— Request —
Write out all of the entries that follow, word for word, but skip the pictures.

===== Dataset extract =====

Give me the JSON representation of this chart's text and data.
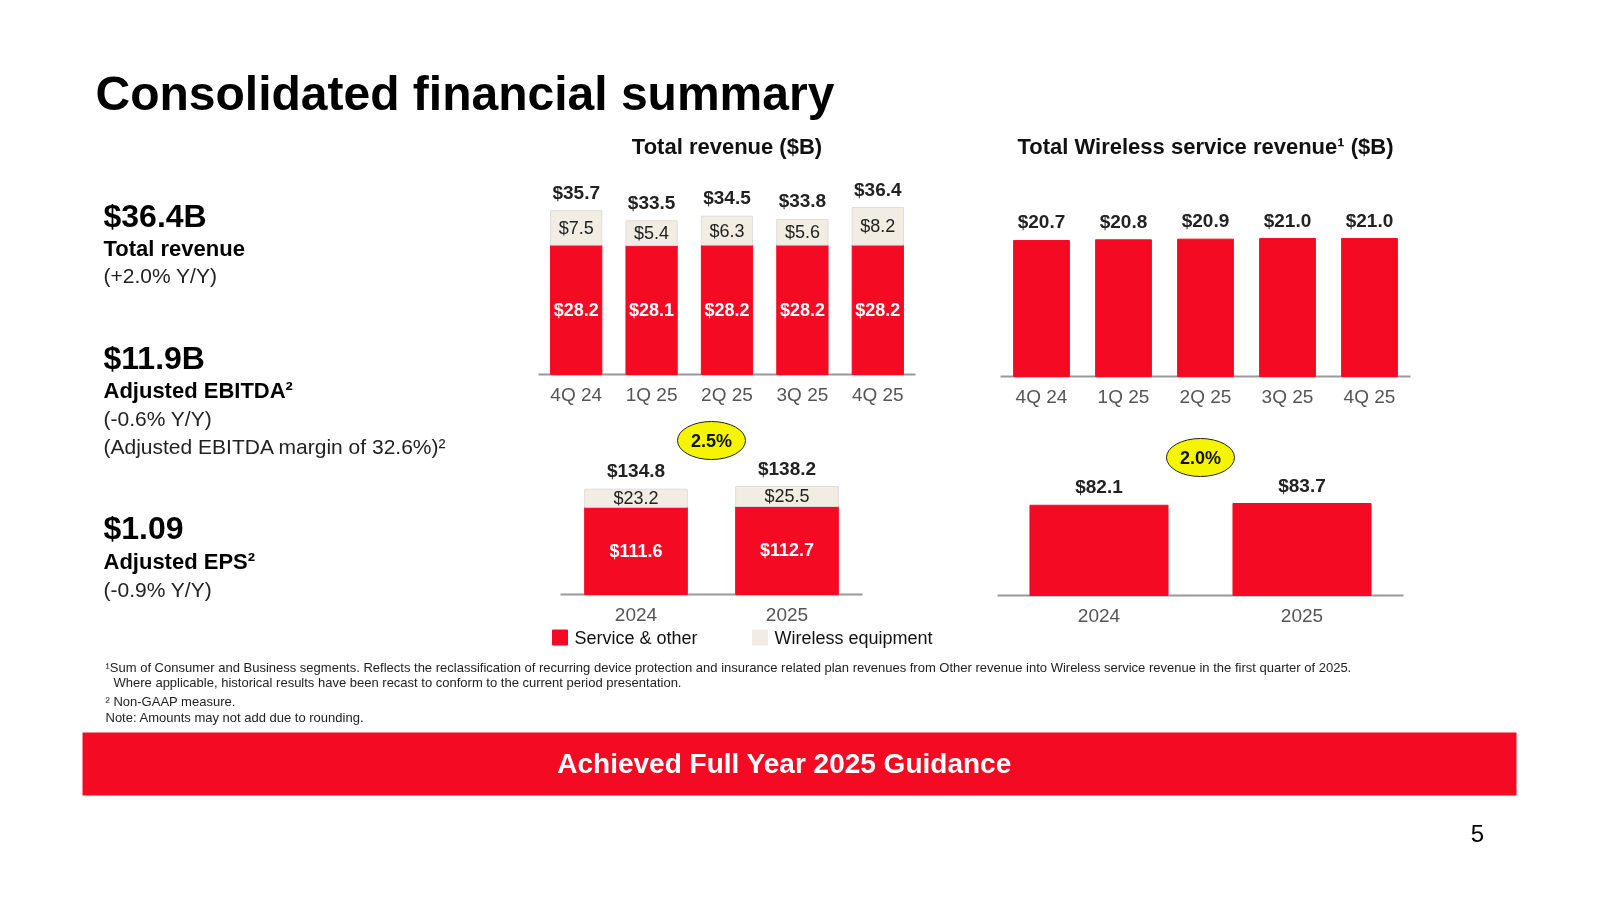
{
  "chart_data": [
    {
      "type": "other",
      "title": "Consolidated financial summary",
      "annotations": [
        "$36.4B",
        "Total revenue",
        "(+2.0% Y/Y)",
        "$11.9B",
        "Adjusted EBITDA²",
        "(-0.6% Y/Y)",
        "(Adjusted EBITDA margin of 32.6%)²",
        "$1.09",
        "Adjusted EPS²",
        "(-0.9% Y/Y)"
      ]
    },
    {
      "type": "bar",
      "stacked": true,
      "title": "Total revenue ($B)",
      "categories": [
        "4Q 24",
        "1Q 25",
        "2Q 25",
        "3Q 25",
        "4Q 25"
      ],
      "series": [
        {
          "color": "#f50a23",
          "values": [
            28.2,
            28.1,
            28.2,
            28.2,
            28.2
          ],
          "value_labels": [
            "$28.2",
            "$28.1",
            "$28.2",
            "$28.2",
            "$28.2"
          ]
        },
        {
          "color": "#f2ede3",
          "values": [
            7.5,
            5.4,
            6.3,
            5.6,
            8.2
          ],
          "value_labels": [
            "$7.5",
            "$5.4",
            "$6.3",
            "$5.6",
            "$8.2"
          ]
        }
      ],
      "totals": [
        "$35.7",
        "$33.5",
        "$34.5",
        "$33.8",
        "$36.4"
      ]
    },
    {
      "type": "bar",
      "title": "Total Wireless service revenue¹ ($B)",
      "categories": [
        "4Q 24",
        "1Q 25",
        "2Q 25",
        "3Q 25",
        "4Q 25"
      ],
      "series": [
        {
          "color": "#f50a23",
          "values": [
            20.7,
            20.8,
            20.9,
            21.0,
            21.0
          ],
          "value_labels": [
            "$20.7",
            "$20.8",
            "$20.9",
            "$21.0",
            "$21.0"
          ]
        }
      ]
    },
    {
      "type": "bar",
      "stacked": true,
      "categories": [
        "2024",
        "2025"
      ],
      "legend": "bottom",
      "series": [
        {
          "name": "Service & other",
          "color": "#f50a23",
          "values": [
            111.6,
            112.7
          ],
          "value_labels": [
            "$111.6",
            "$112.7"
          ]
        },
        {
          "name": "Wireless equipment",
          "color": "#f2ede3",
          "values": [
            23.2,
            25.5
          ],
          "value_labels": [
            "$23.2",
            "$25.5"
          ]
        }
      ],
      "totals": [
        "$134.8",
        "$138.2"
      ],
      "annotations": [
        "2.5%"
      ]
    },
    {
      "type": "bar",
      "categories": [
        "2024",
        "2025"
      ],
      "series": [
        {
          "color": "#f50a23",
          "values": [
            82.1,
            83.7
          ],
          "value_labels": [
            "$82.1",
            "$83.7"
          ]
        }
      ],
      "annotations": [
        "2.0%"
      ]
    },
    {
      "type": "other",
      "annotations": [
        "¹Sum of Consumer and Business segments. Reflects the reclassification of recurring device protection and insurance related plan revenues from Other revenue into Wireless service revenue in the first quarter of 2025.",
        "Where applicable, historical results have been recast to conform to the current period presentation.",
        "² Non-GAAP measure.",
        "Note: Amounts may not add due to rounding.",
        "Achieved Full Year 2025 Guidance",
        "5"
      ]
    }
  ]
}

=====

— Answer in full —
Give me the JSON representation of this chart's text and data.
{
  "chart_data": [
    {
      "type": "other",
      "title": "Consolidated financial summary",
      "annotations": [
        "$36.4B",
        "Total revenue",
        "(+2.0% Y/Y)",
        "$11.9B",
        "Adjusted EBITDA²",
        "(-0.6% Y/Y)",
        "(Adjusted EBITDA margin of 32.6%)²",
        "$1.09",
        "Adjusted EPS²",
        "(-0.9% Y/Y)"
      ]
    },
    {
      "type": "bar",
      "stacked": true,
      "title": "Total revenue ($B)",
      "categories": [
        "4Q 24",
        "1Q 25",
        "2Q 25",
        "3Q 25",
        "4Q 25"
      ],
      "series": [
        {
          "color": "#f50a23",
          "values": [
            28.2,
            28.1,
            28.2,
            28.2,
            28.2
          ],
          "value_labels": [
            "$28.2",
            "$28.1",
            "$28.2",
            "$28.2",
            "$28.2"
          ]
        },
        {
          "color": "#f2ede3",
          "values": [
            7.5,
            5.4,
            6.3,
            5.6,
            8.2
          ],
          "value_labels": [
            "$7.5",
            "$5.4",
            "$6.3",
            "$5.6",
            "$8.2"
          ]
        }
      ],
      "totals": [
        "$35.7",
        "$33.5",
        "$34.5",
        "$33.8",
        "$36.4"
      ]
    },
    {
      "type": "bar",
      "title": "Total Wireless service revenue¹ ($B)",
      "categories": [
        "4Q 24",
        "1Q 25",
        "2Q 25",
        "3Q 25",
        "4Q 25"
      ],
      "series": [
        {
          "color": "#f50a23",
          "values": [
            20.7,
            20.8,
            20.9,
            21.0,
            21.0
          ],
          "value_labels": [
            "$20.7",
            "$20.8",
            "$20.9",
            "$21.0",
            "$21.0"
          ]
        }
      ]
    },
    {
      "type": "bar",
      "stacked": true,
      "categories": [
        "2024",
        "2025"
      ],
      "legend": "bottom",
      "series": [
        {
          "name": "Service & other",
          "color": "#f50a23",
          "values": [
            111.6,
            112.7
          ],
          "value_labels": [
            "$111.6",
            "$112.7"
          ]
        },
        {
          "name": "Wireless equipment",
          "color": "#f2ede3",
          "values": [
            23.2,
            25.5
          ],
          "value_labels": [
            "$23.2",
            "$25.5"
          ]
        }
      ],
      "totals": [
        "$134.8",
        "$138.2"
      ],
      "annotations": [
        "2.5%"
      ]
    },
    {
      "type": "bar",
      "categories": [
        "2024",
        "2025"
      ],
      "series": [
        {
          "color": "#f50a23",
          "values": [
            82.1,
            83.7
          ],
          "value_labels": [
            "$82.1",
            "$83.7"
          ]
        }
      ],
      "annotations": [
        "2.0%"
      ]
    },
    {
      "type": "other",
      "annotations": [
        "¹Sum of Consumer and Business segments. Reflects the reclassification of recurring device protection and insurance related plan revenues from Other revenue into Wireless service revenue in the first quarter of 2025.",
        "Where applicable, historical results have been recast to conform to the current period presentation.",
        "² Non-GAAP measure.",
        "Note: Amounts may not add due to rounding.",
        "Achieved Full Year 2025 Guidance",
        "5"
      ]
    }
  ]
}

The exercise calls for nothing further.